**PROVIDED DATA:**
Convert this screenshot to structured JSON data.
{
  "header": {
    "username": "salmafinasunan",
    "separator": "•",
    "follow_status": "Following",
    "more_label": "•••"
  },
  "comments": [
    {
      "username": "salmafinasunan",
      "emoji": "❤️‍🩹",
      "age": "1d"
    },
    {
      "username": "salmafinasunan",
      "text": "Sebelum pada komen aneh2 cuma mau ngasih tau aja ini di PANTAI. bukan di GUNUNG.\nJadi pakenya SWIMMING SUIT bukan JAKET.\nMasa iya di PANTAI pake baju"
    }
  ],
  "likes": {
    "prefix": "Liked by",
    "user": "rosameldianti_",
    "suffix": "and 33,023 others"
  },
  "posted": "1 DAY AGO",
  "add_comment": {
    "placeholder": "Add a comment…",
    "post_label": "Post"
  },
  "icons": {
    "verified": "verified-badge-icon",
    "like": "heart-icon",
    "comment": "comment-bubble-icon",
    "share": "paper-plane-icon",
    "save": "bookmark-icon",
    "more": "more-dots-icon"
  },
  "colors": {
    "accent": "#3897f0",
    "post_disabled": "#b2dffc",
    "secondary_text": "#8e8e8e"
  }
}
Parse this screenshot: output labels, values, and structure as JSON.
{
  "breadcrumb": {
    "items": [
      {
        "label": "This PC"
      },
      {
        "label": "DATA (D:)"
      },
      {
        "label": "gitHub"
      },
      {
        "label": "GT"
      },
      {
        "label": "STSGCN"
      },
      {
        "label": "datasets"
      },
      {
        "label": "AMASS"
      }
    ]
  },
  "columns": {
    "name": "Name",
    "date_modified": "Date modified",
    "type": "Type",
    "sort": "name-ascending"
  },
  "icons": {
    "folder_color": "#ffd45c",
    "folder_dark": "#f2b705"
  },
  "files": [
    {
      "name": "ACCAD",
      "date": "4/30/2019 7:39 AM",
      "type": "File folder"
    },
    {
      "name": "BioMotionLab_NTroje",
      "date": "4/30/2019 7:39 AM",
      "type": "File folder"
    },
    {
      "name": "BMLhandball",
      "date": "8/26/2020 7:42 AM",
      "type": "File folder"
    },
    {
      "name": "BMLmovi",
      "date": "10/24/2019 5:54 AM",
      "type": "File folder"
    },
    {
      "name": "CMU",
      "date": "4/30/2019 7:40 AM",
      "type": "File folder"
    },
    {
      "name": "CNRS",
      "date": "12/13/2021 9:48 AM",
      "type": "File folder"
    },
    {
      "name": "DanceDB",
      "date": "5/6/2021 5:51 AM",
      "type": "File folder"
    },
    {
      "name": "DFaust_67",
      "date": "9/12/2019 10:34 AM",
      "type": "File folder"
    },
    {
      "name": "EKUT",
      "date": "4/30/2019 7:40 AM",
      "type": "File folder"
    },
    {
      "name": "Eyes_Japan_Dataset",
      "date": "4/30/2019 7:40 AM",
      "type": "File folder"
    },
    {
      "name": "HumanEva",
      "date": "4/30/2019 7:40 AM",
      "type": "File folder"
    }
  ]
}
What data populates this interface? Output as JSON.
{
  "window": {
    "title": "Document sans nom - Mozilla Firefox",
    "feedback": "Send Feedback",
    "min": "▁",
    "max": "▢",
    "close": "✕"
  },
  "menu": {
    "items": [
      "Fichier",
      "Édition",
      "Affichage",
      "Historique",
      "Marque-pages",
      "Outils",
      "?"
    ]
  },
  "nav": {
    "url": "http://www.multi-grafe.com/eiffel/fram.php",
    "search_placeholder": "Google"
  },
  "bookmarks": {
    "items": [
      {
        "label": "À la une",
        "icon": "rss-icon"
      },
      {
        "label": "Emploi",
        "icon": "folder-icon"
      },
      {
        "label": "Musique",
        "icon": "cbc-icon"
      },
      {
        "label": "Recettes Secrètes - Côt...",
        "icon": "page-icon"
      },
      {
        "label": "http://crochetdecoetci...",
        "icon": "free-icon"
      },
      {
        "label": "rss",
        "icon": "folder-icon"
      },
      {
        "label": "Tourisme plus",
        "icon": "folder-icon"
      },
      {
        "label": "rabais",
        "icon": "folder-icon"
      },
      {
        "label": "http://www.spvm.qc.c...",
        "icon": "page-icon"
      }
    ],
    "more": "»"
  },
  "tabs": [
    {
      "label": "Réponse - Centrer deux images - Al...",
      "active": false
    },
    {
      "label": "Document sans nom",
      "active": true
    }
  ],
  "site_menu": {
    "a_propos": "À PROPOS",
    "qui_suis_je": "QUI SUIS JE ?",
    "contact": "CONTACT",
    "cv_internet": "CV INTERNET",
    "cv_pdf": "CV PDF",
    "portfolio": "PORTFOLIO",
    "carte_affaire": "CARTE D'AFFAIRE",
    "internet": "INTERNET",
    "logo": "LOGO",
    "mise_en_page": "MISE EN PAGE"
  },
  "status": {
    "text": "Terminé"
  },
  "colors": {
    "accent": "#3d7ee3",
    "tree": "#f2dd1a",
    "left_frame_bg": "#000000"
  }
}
==
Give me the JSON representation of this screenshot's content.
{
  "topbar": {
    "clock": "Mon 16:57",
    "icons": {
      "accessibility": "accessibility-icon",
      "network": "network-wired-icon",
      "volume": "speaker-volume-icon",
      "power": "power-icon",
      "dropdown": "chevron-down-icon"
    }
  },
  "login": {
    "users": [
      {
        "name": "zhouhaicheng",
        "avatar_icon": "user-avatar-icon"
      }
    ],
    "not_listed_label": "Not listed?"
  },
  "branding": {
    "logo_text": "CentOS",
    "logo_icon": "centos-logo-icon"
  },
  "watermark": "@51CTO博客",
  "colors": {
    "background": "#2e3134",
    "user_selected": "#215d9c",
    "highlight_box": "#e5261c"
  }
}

**EXERCISE DETAILS:** The word "sans" may appear on some lines of these records; state how many such lines there are, and nothing else.

**TASK ANSWER:** 2